# [WORK REQUIRED]
Repeat each line exactly as it is written.

# [RECORD EXCERPTS]
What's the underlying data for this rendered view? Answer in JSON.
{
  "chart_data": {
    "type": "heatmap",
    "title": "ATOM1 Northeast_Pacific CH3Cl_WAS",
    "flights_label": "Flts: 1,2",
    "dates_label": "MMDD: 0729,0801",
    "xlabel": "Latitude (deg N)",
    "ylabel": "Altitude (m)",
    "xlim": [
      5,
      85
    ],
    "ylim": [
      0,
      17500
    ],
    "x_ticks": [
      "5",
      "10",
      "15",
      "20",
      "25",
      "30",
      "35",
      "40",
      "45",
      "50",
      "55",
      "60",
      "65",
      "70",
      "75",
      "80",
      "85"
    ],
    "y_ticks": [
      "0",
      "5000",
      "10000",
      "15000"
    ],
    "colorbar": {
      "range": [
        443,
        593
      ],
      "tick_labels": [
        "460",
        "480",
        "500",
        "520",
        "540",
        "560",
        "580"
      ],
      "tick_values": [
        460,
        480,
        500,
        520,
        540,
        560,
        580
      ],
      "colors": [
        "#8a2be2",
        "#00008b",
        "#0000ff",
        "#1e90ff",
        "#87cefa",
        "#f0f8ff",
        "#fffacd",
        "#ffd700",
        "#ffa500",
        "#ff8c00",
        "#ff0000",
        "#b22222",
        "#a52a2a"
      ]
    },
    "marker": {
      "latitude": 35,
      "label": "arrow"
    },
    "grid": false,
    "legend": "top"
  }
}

# [SOLVED PROBLEM]
What's the underlying data for this rendered view? Answer in JSON.
{
  "chart_data": {
    "type": "heatmap",
    "title": "ATOM1 Northeast_Pacific CH3Cl_WAS",
    "flights_label": "Flts: 1,2",
    "dates_label": "MMDD: 0729,0801",
    "xlabel": "Latitude (deg N)",
    "ylabel": "Altitude (m)",
    "xlim": [
      5,
      85
    ],
    "ylim": [
      0,
      17500
    ],
    "x_ticks": [
      "5",
      "10",
      "15",
      "20",
      "25",
      "30",
      "35",
      "40",
      "45",
      "50",
      "55",
      "60",
      "65",
      "70",
      "75",
      "80",
      "85"
    ],
    "y_ticks": [
      "0",
      "5000",
      "10000",
      "15000"
    ],
    "colorbar": {
      "range": [
        443,
        593
      ],
      "tick_labels": [
        "460",
        "480",
        "500",
        "520",
        "540",
        "560",
        "580"
      ],
      "tick_values": [
        460,
        480,
        500,
        520,
        540,
        560,
        580
      ],
      "colors": [
        "#8a2be2",
        "#00008b",
        "#0000ff",
        "#1e90ff",
        "#87cefa",
        "#f0f8ff",
        "#fffacd",
        "#ffd700",
        "#ffa500",
        "#ff8c00",
        "#ff0000",
        "#b22222",
        "#a52a2a"
      ]
    },
    "marker": {
      "latitude": 35,
      "label": "arrow"
    },
    "grid": false,
    "legend": "top"
  }
}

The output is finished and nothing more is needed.